DATA FOR THIS TASK:
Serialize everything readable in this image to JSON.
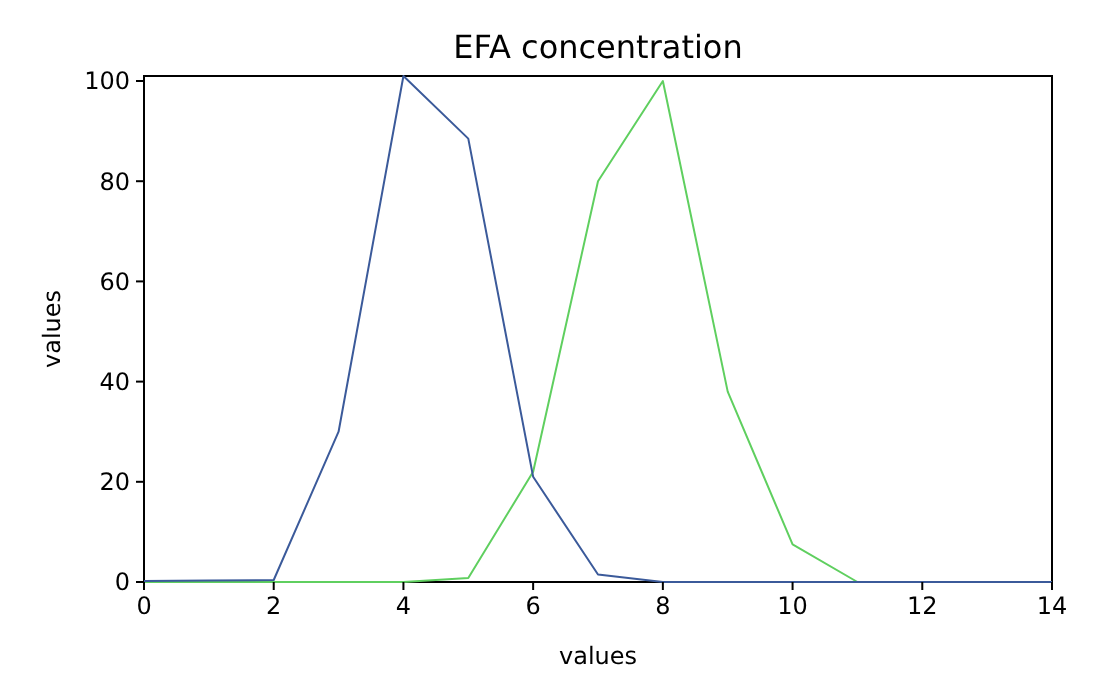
{
  "chart_data": {
    "type": "line",
    "title": "EFA concentration",
    "xlabel": "values",
    "ylabel": "values",
    "x": [
      0,
      1,
      2,
      3,
      4,
      5,
      6,
      7,
      8,
      9,
      10,
      11,
      12,
      13,
      14
    ],
    "series": [
      {
        "color": "#5fcf5f",
        "values": [
          0,
          0,
          0,
          0,
          0,
          0.8,
          22,
          80,
          100,
          38,
          7.5,
          0,
          null,
          null,
          null
        ]
      },
      {
        "color": "#3b5a9a",
        "values": [
          0.2,
          0.3,
          0.4,
          30,
          101,
          88.5,
          21,
          1.5,
          0,
          0,
          0,
          0,
          0,
          0,
          0
        ]
      }
    ],
    "xlim": [
      0,
      14
    ],
    "xticks": [
      0,
      2,
      4,
      6,
      8,
      10,
      12,
      14
    ],
    "ylim": [
      0,
      101
    ],
    "yticks": [
      0,
      20,
      40,
      60,
      80,
      100
    ],
    "grid": false
  }
}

CHALLENGE:
Pictures in the records above are not copied; print everything else exactly.

FINAL RESULT:
Serialize everything readable in this image to JSON.
{
  "chart_data": {
    "type": "line",
    "title": "EFA concentration",
    "xlabel": "values",
    "ylabel": "values",
    "x": [
      0,
      1,
      2,
      3,
      4,
      5,
      6,
      7,
      8,
      9,
      10,
      11,
      12,
      13,
      14
    ],
    "series": [
      {
        "color": "#5fcf5f",
        "values": [
          0,
          0,
          0,
          0,
          0,
          0.8,
          22,
          80,
          100,
          38,
          7.5,
          0,
          null,
          null,
          null
        ]
      },
      {
        "color": "#3b5a9a",
        "values": [
          0.2,
          0.3,
          0.4,
          30,
          101,
          88.5,
          21,
          1.5,
          0,
          0,
          0,
          0,
          0,
          0,
          0
        ]
      }
    ],
    "xlim": [
      0,
      14
    ],
    "xticks": [
      0,
      2,
      4,
      6,
      8,
      10,
      12,
      14
    ],
    "ylim": [
      0,
      101
    ],
    "yticks": [
      0,
      20,
      40,
      60,
      80,
      100
    ],
    "grid": false
  }
}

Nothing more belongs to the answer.